Stored entries:
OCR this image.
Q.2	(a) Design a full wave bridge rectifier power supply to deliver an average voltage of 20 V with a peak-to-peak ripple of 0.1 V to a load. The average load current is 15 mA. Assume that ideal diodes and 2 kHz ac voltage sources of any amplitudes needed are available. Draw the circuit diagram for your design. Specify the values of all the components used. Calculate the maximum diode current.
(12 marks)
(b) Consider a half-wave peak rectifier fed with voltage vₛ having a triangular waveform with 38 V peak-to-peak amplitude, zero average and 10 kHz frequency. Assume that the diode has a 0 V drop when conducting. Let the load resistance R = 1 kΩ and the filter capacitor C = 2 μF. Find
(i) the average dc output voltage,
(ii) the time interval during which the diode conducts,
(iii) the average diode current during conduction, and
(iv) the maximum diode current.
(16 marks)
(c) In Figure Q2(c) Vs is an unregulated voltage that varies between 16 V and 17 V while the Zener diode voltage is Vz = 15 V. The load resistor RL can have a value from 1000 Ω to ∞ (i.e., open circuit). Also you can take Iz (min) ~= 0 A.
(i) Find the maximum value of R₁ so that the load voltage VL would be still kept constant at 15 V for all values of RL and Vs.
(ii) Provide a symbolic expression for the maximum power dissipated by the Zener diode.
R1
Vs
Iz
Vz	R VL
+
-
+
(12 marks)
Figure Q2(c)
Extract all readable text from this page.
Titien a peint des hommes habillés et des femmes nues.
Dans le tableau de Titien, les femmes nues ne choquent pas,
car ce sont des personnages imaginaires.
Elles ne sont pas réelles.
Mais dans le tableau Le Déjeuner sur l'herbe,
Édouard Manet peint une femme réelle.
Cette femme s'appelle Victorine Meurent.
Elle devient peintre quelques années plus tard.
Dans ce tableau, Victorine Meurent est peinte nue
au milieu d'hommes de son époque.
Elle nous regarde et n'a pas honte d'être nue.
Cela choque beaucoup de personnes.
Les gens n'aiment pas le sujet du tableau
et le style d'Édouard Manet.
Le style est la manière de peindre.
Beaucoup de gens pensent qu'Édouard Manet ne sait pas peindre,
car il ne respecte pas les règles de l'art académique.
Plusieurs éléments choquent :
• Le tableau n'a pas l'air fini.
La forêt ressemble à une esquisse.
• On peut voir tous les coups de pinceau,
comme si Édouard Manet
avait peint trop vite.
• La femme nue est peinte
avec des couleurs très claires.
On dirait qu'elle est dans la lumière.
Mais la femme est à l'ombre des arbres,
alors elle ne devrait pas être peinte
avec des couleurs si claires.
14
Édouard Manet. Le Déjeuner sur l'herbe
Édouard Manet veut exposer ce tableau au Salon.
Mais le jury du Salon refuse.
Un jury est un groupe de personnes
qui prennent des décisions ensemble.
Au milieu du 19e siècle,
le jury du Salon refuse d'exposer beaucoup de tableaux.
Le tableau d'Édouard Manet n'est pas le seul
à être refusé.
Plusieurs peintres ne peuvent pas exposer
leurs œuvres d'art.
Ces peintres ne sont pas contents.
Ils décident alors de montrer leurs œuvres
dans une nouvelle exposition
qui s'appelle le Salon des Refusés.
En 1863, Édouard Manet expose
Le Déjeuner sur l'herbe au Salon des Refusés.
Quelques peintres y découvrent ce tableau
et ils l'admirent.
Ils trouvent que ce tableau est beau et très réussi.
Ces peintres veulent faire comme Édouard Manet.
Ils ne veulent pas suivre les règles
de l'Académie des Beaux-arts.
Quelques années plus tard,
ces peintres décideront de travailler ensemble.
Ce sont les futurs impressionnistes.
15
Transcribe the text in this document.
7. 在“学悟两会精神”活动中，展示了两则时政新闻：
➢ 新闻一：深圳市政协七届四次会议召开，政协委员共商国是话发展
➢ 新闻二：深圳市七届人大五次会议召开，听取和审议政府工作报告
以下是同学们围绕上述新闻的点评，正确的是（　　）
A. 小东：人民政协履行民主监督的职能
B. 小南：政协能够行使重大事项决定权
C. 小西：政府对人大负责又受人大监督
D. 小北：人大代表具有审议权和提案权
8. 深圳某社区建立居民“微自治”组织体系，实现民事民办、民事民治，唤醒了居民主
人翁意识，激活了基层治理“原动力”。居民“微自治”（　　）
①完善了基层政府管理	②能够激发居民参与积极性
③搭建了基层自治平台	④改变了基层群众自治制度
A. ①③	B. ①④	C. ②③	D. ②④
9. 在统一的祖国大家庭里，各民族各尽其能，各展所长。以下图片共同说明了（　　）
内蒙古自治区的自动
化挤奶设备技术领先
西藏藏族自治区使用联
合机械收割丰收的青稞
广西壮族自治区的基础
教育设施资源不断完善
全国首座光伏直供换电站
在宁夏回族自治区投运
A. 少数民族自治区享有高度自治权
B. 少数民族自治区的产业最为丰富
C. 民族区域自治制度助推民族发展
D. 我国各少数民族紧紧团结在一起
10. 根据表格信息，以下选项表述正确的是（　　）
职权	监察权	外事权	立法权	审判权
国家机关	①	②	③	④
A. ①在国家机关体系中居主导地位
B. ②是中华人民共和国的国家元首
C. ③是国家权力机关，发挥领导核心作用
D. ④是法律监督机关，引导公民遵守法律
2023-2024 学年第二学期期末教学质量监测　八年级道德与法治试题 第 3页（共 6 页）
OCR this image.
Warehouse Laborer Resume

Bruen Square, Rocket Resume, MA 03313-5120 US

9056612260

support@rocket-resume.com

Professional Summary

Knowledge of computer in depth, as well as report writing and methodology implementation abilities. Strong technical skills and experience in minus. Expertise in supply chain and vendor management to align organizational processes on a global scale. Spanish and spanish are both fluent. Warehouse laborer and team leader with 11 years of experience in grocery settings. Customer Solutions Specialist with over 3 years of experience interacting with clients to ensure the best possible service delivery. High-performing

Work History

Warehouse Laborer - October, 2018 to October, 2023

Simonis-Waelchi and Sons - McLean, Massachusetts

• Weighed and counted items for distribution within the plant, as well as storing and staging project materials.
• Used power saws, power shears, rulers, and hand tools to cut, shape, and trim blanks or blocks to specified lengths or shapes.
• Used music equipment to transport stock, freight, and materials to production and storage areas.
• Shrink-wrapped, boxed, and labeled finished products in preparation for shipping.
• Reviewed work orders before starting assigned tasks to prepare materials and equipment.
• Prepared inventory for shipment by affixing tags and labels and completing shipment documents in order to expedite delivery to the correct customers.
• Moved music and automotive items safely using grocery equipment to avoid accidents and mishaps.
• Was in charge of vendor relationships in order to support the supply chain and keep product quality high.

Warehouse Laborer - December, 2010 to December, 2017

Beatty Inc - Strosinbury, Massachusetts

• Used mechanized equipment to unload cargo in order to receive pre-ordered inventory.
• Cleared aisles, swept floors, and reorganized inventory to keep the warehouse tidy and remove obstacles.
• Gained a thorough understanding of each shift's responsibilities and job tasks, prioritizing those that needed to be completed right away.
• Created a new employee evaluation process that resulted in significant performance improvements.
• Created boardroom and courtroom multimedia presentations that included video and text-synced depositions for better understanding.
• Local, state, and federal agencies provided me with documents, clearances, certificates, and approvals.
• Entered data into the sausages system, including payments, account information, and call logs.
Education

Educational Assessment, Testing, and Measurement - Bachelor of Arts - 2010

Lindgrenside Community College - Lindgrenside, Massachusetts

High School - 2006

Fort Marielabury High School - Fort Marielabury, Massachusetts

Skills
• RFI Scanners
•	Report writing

SHORT EXERCISE: From the records above, extract everything verbatim.

FULL ANSWER:
OCR this image.
Q.2	(a) Design a full wave bridge rectifier power supply to deliver an average voltage of 20 V with a peak-to-peak ripple of 0.1 V to a load. The average load current is 15 mA. Assume that ideal diodes and 2 kHz ac voltage sources of any amplitudes needed are available. Draw the circuit diagram for your design. Specify the values of all the components used. Calculate the maximum diode current.
(12 marks)
(b) Consider a half-wave peak rectifier fed with voltage vₛ having a triangular waveform with 38 V peak-to-peak amplitude, zero average and 10 kHz frequency. Assume that the diode has a 0 V drop when conducting. Let the load resistance R = 1 kΩ and the filter capacitor C = 2 μF. Find
(i) the average dc output voltage,
(ii) the time interval during which the diode conducts,
(iii) the average diode current during conduction, and
(iv) the maximum diode current.
(16 marks)
(c) In Figure Q2(c) Vs is an unregulated voltage that varies between 16 V and 17 V while the Zener diode voltage is Vz = 15 V. The load resistor RL can have a value from 1000 Ω to ∞ (i.e., open circuit). Also you can take Iz (min) ~= 0 A.
(i) Find the maximum value of R₁ so that the load voltage VL would be still kept constant at 15 V for all values of RL and Vs.
(ii) Provide a symbolic expression for the maximum power dissipated by the Zener diode.
R1
Vs
Iz
Vz	R VL
+
-
+
(12 marks)
Figure Q2(c)
Extract all readable text from this page.
Titien a peint des hommes habillés et des femmes nues.
Dans le tableau de Titien, les femmes nues ne choquent pas,
car ce sont des personnages imaginaires.
Elles ne sont pas réelles.
Mais dans le tableau Le Déjeuner sur l'herbe,
Édouard Manet peint une femme réelle.
Cette femme s'appelle Victorine Meurent.
Elle devient peintre quelques années plus tard.
Dans ce tableau, Victorine Meurent est peinte nue
au milieu d'hommes de son époque.
Elle nous regarde et n'a pas honte d'être nue.
Cela choque beaucoup de personnes.
Les gens n'aiment pas le sujet du tableau
et le style d'Édouard Manet.
Le style est la manière de peindre.
Beaucoup de gens pensent qu'Édouard Manet ne sait pas peindre,
car il ne respecte pas les règles de l'art académique.
Plusieurs éléments choquent :
• Le tableau n'a pas l'air fini.
La forêt ressemble à une esquisse.
• On peut voir tous les coups de pinceau,
comme si Édouard Manet
avait peint trop vite.
• La femme nue est peinte
avec des couleurs très claires.
On dirait qu'elle est dans la lumière.
Mais la femme est à l'ombre des arbres,
alors elle ne devrait pas être peinte
avec des couleurs si claires.
14
Édouard Manet. Le Déjeuner sur l'herbe
Édouard Manet veut exposer ce tableau au Salon.
Mais le jury du Salon refuse.
Un jury est un groupe de personnes
qui prennent des décisions ensemble.
Au milieu du 19e siècle,
le jury du Salon refuse d'exposer beaucoup de tableaux.
Le tableau d'Édouard Manet n'est pas le seul
à être refusé.
Plusieurs peintres ne peuvent pas exposer
leurs œuvres d'art.
Ces peintres ne sont pas contents.
Ils décident alors de montrer leurs œuvres
dans une nouvelle exposition
qui s'appelle le Salon des Refusés.
En 1863, Édouard Manet expose
Le Déjeuner sur l'herbe au Salon des Refusés.
Quelques peintres y découvrent ce tableau
et ils l'admirent.
Ils trouvent que ce tableau est beau et très réussi.
Ces peintres veulent faire comme Édouard Manet.
Ils ne veulent pas suivre les règles
de l'Académie des Beaux-arts.
Quelques années plus tard,
ces peintres décideront de travailler ensemble.
Ce sont les futurs impressionnistes.
15
Transcribe the text in this document.
7. 在“学悟两会精神”活动中，展示了两则时政新闻：
➢ 新闻一：深圳市政协七届四次会议召开，政协委员共商国是话发展
➢ 新闻二：深圳市七届人大五次会议召开，听取和审议政府工作报告
以下是同学们围绕上述新闻的点评，正确的是（　　）
A. 小东：人民政协履行民主监督的职能
B. 小南：政协能够行使重大事项决定权
C. 小西：政府对人大负责又受人大监督
D. 小北：人大代表具有审议权和提案权
8. 深圳某社区建立居民“微自治”组织体系，实现民事民办、民事民治，唤醒了居民主
人翁意识，激活了基层治理“原动力”。居民“微自治”（　　）
①完善了基层政府管理	②能够激发居民参与积极性
③搭建了基层自治平台	④改变了基层群众自治制度
A. ①③	B. ①④	C. ②③	D. ②④
9. 在统一的祖国大家庭里，各民族各尽其能，各展所长。以下图片共同说明了（　　）
内蒙古自治区的自动
化挤奶设备技术领先
西藏藏族自治区使用联
合机械收割丰收的青稞
广西壮族自治区的基础
教育设施资源不断完善
全国首座光伏直供换电站
在宁夏回族自治区投运
A. 少数民族自治区享有高度自治权
B. 少数民族自治区的产业最为丰富
C. 民族区域自治制度助推民族发展
D. 我国各少数民族紧紧团结在一起
10. 根据表格信息，以下选项表述正确的是（　　）
职权	监察权	外事权	立法权	审判权
国家机关	①	②	③	④
A. ①在国家机关体系中居主导地位
B. ②是中华人民共和国的国家元首
C. ③是国家权力机关，发挥领导核心作用
D. ④是法律监督机关，引导公民遵守法律
2023-2024 学年第二学期期末教学质量监测　八年级道德与法治试题 第 3页（共 6 页）
OCR this image.
Warehouse Laborer Resume

Bruen Square, Rocket Resume, MA 03313-5120 US

9056612260

support@rocket-resume.com

Professional Summary

Knowledge of computer in depth, as well as report writing and methodology implementation abilities. Strong technical skills and experience in minus. Expertise in supply chain and vendor management to align organizational processes on a global scale. Spanish and spanish are both fluent. Warehouse laborer and team leader with 11 years of experience in grocery settings. Customer Solutions Specialist with over 3 years of experience interacting with clients to ensure the best possible service delivery. High-performing

Work History

Warehouse Laborer - October, 2018 to October, 2023

Simonis-Waelchi and Sons - McLean, Massachusetts

• Weighed and counted items for distribution within the plant, as well as storing and staging project materials.
• Used power saws, power shears, rulers, and hand tools to cut, shape, and trim blanks or blocks to specified lengths or shapes.
• Used music equipment to transport stock, freight, and materials to production and storage areas.
• Shrink-wrapped, boxed, and labeled finished products in preparation for shipping.
• Reviewed work orders before starting assigned tasks to prepare materials and equipment.
• Prepared inventory for shipment by affixing tags and labels and completing shipment documents in order to expedite delivery to the correct customers.
• Moved music and automotive items safely using grocery equipment to avoid accidents and mishaps.
• Was in charge of vendor relationships in order to support the supply chain and keep product quality high.

Warehouse Laborer - December, 2010 to December, 2017

Beatty Inc - Strosinbury, Massachusetts

• Used mechanized equipment to unload cargo in order to receive pre-ordered inventory.
• Cleared aisles, swept floors, and reorganized inventory to keep the warehouse tidy and remove obstacles.
• Gained a thorough understanding of each shift's responsibilities and job tasks, prioritizing those that needed to be completed right away.
• Created a new employee evaluation process that resulted in significant performance improvements.
• Created boardroom and courtroom multimedia presentations that included video and text-synced depositions for better understanding.
• Local, state, and federal agencies provided me with documents, clearances, certificates, and approvals.
• Entered data into the sausages system, including payments, account information, and call logs.
Education

Educational Assessment, Testing, and Measurement - Bachelor of Arts - 2010

Lindgrenside Community College - Lindgrenside, Massachusetts

High School - 2006

Fort Marielabury High School - Fort Marielabury, Massachusetts

Skills
• RFI Scanners
•	Report writing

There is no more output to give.